**Exercise brief:** Below is the data. Give it again, complete and exact.

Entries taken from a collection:
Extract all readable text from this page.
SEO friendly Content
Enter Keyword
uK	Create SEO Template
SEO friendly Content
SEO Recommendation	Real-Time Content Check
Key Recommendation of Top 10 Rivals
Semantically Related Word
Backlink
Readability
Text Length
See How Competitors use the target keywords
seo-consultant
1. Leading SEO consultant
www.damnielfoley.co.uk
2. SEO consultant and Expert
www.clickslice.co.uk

**Solution to this task:**
Extract all readable text from this page.
SEO friendly Content
Enter Keyword
uK	Create SEO Template
SEO friendly Content
SEO Recommendation	Real-Time Content Check
Key Recommendation of Top 10 Rivals
Semantically Related Word
Backlink
Readability
Text Length
See How Competitors use the target keywords
seo-consultant
1. Leading SEO consultant
www.damnielfoley.co.uk
2. SEO consultant and Expert
www.clickslice.co.uk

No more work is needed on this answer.